#### Written instruction
Type out the records that follow, exactly as given.

#### Stored data
<<<<
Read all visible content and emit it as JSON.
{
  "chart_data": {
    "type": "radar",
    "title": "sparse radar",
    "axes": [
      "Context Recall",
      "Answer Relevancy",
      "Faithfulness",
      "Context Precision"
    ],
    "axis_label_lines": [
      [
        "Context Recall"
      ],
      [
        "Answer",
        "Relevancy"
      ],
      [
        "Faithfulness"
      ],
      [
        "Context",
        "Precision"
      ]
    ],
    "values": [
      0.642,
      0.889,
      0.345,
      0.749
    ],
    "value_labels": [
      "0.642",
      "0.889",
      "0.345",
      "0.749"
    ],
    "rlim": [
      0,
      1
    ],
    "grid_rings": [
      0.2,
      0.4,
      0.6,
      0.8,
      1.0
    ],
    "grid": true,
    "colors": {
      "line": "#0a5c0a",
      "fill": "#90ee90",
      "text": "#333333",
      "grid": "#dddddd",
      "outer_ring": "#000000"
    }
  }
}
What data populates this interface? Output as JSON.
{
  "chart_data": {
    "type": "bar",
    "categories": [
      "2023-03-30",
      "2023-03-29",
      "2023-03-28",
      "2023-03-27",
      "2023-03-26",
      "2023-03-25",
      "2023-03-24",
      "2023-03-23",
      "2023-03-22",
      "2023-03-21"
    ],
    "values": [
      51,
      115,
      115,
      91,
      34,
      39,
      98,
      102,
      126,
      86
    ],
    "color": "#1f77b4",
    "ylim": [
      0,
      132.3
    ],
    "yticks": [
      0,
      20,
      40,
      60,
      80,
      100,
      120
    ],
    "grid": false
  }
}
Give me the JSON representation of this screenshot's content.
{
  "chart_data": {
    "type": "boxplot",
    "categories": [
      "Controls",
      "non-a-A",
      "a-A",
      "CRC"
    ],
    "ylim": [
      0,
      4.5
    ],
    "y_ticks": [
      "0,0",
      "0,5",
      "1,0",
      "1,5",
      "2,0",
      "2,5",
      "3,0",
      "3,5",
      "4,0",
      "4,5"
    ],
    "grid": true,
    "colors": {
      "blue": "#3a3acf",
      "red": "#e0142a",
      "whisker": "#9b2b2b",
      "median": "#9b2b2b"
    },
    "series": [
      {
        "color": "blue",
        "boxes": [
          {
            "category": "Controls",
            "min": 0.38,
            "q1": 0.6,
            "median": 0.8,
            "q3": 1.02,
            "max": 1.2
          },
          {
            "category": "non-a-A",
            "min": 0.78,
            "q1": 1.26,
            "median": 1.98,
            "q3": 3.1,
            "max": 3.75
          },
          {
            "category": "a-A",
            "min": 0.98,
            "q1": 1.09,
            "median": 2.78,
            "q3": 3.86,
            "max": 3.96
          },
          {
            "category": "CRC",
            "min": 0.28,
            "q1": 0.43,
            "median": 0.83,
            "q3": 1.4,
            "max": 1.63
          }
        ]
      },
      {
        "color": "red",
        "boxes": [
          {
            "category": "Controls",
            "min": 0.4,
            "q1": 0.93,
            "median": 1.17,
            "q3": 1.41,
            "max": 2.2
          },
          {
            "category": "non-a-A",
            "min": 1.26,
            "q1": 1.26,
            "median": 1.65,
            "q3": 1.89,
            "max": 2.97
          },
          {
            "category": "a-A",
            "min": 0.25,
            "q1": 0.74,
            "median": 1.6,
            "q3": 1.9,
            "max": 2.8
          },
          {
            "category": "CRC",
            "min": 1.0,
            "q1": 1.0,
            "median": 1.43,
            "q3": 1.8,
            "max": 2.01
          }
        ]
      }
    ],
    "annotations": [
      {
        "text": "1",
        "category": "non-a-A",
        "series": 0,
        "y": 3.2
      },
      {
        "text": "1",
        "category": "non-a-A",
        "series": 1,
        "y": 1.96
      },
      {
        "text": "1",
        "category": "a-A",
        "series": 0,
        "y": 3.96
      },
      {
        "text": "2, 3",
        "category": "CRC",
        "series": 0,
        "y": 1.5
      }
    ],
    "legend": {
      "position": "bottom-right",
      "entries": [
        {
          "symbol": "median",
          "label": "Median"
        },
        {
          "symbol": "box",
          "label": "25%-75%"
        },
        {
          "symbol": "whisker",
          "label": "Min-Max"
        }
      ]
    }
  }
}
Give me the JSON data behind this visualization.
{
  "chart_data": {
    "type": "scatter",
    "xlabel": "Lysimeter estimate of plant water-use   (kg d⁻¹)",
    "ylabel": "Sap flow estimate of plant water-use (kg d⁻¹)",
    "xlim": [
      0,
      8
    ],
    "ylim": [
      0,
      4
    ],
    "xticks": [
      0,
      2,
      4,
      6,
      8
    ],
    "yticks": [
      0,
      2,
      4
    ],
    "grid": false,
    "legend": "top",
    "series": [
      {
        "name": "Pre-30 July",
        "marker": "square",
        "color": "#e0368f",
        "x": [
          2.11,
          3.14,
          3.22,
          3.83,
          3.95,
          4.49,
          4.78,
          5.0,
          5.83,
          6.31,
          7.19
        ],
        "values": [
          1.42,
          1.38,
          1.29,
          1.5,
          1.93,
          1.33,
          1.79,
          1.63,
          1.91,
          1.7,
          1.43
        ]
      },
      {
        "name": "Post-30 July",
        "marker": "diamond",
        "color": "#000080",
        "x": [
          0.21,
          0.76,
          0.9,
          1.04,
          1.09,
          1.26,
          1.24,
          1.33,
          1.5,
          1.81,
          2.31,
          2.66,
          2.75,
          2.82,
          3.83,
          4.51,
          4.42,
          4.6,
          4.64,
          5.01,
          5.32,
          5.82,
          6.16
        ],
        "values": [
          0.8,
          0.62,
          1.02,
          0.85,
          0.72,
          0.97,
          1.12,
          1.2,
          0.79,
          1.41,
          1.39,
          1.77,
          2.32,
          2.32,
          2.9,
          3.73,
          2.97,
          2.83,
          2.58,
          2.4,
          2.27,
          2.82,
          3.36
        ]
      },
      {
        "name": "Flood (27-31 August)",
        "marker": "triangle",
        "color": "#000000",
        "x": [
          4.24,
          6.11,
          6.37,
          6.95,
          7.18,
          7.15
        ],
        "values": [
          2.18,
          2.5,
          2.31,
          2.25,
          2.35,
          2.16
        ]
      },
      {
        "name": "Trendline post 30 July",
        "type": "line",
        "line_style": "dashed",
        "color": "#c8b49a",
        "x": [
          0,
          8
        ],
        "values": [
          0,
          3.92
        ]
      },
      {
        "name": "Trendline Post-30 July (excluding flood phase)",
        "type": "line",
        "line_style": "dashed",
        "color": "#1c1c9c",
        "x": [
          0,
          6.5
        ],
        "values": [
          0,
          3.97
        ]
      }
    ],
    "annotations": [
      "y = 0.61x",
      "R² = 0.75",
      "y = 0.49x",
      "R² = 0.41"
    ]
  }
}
>>>>
#### Problem solution
Read all visible content and emit it as JSON.
{
  "chart_data": {
    "type": "radar",
    "title": "sparse radar",
    "axes": [
      "Context Recall",
      "Answer Relevancy",
      "Faithfulness",
      "Context Precision"
    ],
    "axis_label_lines": [
      [
        "Context Recall"
      ],
      [
        "Answer",
        "Relevancy"
      ],
      [
        "Faithfulness"
      ],
      [
        "Context",
        "Precision"
      ]
    ],
    "values": [
      0.642,
      0.889,
      0.345,
      0.749
    ],
    "value_labels": [
      "0.642",
      "0.889",
      "0.345",
      "0.749"
    ],
    "rlim": [
      0,
      1
    ],
    "grid_rings": [
      0.2,
      0.4,
      0.6,
      0.8,
      1.0
    ],
    "grid": true,
    "colors": {
      "line": "#0a5c0a",
      "fill": "#90ee90",
      "text": "#333333",
      "grid": "#dddddd",
      "outer_ring": "#000000"
    }
  }
}
What data populates this interface? Output as JSON.
{
  "chart_data": {
    "type": "bar",
    "categories": [
      "2023-03-30",
      "2023-03-29",
      "2023-03-28",
      "2023-03-27",
      "2023-03-26",
      "2023-03-25",
      "2023-03-24",
      "2023-03-23",
      "2023-03-22",
      "2023-03-21"
    ],
    "values": [
      51,
      115,
      115,
      91,
      34,
      39,
      98,
      102,
      126,
      86
    ],
    "color": "#1f77b4",
    "ylim": [
      0,
      132.3
    ],
    "yticks": [
      0,
      20,
      40,
      60,
      80,
      100,
      120
    ],
    "grid": false
  }
}
Give me the JSON representation of this screenshot's content.
{
  "chart_data": {
    "type": "boxplot",
    "categories": [
      "Controls",
      "non-a-A",
      "a-A",
      "CRC"
    ],
    "ylim": [
      0,
      4.5
    ],
    "y_ticks": [
      "0,0",
      "0,5",
      "1,0",
      "1,5",
      "2,0",
      "2,5",
      "3,0",
      "3,5",
      "4,0",
      "4,5"
    ],
    "grid": true,
    "colors": {
      "blue": "#3a3acf",
      "red": "#e0142a",
      "whisker": "#9b2b2b",
      "median": "#9b2b2b"
    },
    "series": [
      {
        "color": "blue",
        "boxes": [
          {
            "category": "Controls",
            "min": 0.38,
            "q1": 0.6,
            "median": 0.8,
            "q3": 1.02,
            "max": 1.2
          },
          {
            "category": "non-a-A",
            "min": 0.78,
            "q1": 1.26,
            "median": 1.98,
            "q3": 3.1,
            "max": 3.75
          },
          {
            "category": "a-A",
            "min": 0.98,
            "q1": 1.09,
            "median": 2.78,
            "q3": 3.86,
            "max": 3.96
          },
          {
            "category": "CRC",
            "min": 0.28,
            "q1": 0.43,
            "median": 0.83,
            "q3": 1.4,
            "max": 1.63
          }
        ]
      },
      {
        "color": "red",
        "boxes": [
          {
            "category": "Controls",
            "min": 0.4,
            "q1": 0.93,
            "median": 1.17,
            "q3": 1.41,
            "max": 2.2
          },
          {
            "category": "non-a-A",
            "min": 1.26,
            "q1": 1.26,
            "median": 1.65,
            "q3": 1.89,
            "max": 2.97
          },
          {
            "category": "a-A",
            "min": 0.25,
            "q1": 0.74,
            "median": 1.6,
            "q3": 1.9,
            "max": 2.8
          },
          {
            "category": "CRC",
            "min": 1.0,
            "q1": 1.0,
            "median": 1.43,
            "q3": 1.8,
            "max": 2.01
          }
        ]
      }
    ],
    "annotations": [
      {
        "text": "1",
        "category": "non-a-A",
        "series": 0,
        "y": 3.2
      },
      {
        "text": "1",
        "category": "non-a-A",
        "series": 1,
        "y": 1.96
      },
      {
        "text": "1",
        "category": "a-A",
        "series": 0,
        "y": 3.96
      },
      {
        "text": "2, 3",
        "category": "CRC",
        "series": 0,
        "y": 1.5
      }
    ],
    "legend": {
      "position": "bottom-right",
      "entries": [
        {
          "symbol": "median",
          "label": "Median"
        },
        {
          "symbol": "box",
          "label": "25%-75%"
        },
        {
          "symbol": "whisker",
          "label": "Min-Max"
        }
      ]
    }
  }
}
Give me the JSON data behind this visualization.
{
  "chart_data": {
    "type": "scatter",
    "xlabel": "Lysimeter estimate of plant water-use   (kg d⁻¹)",
    "ylabel": "Sap flow estimate of plant water-use (kg d⁻¹)",
    "xlim": [
      0,
      8
    ],
    "ylim": [
      0,
      4
    ],
    "xticks": [
      0,
      2,
      4,
      6,
      8
    ],
    "yticks": [
      0,
      2,
      4
    ],
    "grid": false,
    "legend": "top",
    "series": [
      {
        "name": "Pre-30 July",
        "marker": "square",
        "color": "#e0368f",
        "x": [
          2.11,
          3.14,
          3.22,
          3.83,
          3.95,
          4.49,
          4.78,
          5.0,
          5.83,
          6.31,
          7.19
        ],
        "values": [
          1.42,
          1.38,
          1.29,
          1.5,
          1.93,
          1.33,
          1.79,
          1.63,
          1.91,
          1.7,
          1.43
        ]
      },
      {
        "name": "Post-30 July",
        "marker": "diamond",
        "color": "#000080",
        "x": [
          0.21,
          0.76,
          0.9,
          1.04,
          1.09,
          1.26,
          1.24,
          1.33,
          1.5,
          1.81,
          2.31,
          2.66,
          2.75,
          2.82,
          3.83,
          4.51,
          4.42,
          4.6,
          4.64,
          5.01,
          5.32,
          5.82,
          6.16
        ],
        "values": [
          0.8,
          0.62,
          1.02,
          0.85,
          0.72,
          0.97,
          1.12,
          1.2,
          0.79,
          1.41,
          1.39,
          1.77,
          2.32,
          2.32,
          2.9,
          3.73,
          2.97,
          2.83,
          2.58,
          2.4,
          2.27,
          2.82,
          3.36
        ]
      },
      {
        "name": "Flood (27-31 August)",
        "marker": "triangle",
        "color": "#000000",
        "x": [
          4.24,
          6.11,
          6.37,
          6.95,
          7.18,
          7.15
        ],
        "values": [
          2.18,
          2.5,
          2.31,
          2.25,
          2.35,
          2.16
        ]
      },
      {
        "name": "Trendline post 30 July",
        "type": "line",
        "line_style": "dashed",
        "color": "#c8b49a",
        "x": [
          0,
          8
        ],
        "values": [
          0,
          3.92
        ]
      },
      {
        "name": "Trendline Post-30 July (excluding flood phase)",
        "type": "line",
        "line_style": "dashed",
        "color": "#1c1c9c",
        "x": [
          0,
          6.5
        ],
        "values": [
          0,
          3.97
        ]
      }
    ],
    "annotations": [
      "y = 0.61x",
      "R² = 0.75",
      "y = 0.49x",
      "R² = 0.41"
    ]
  }
}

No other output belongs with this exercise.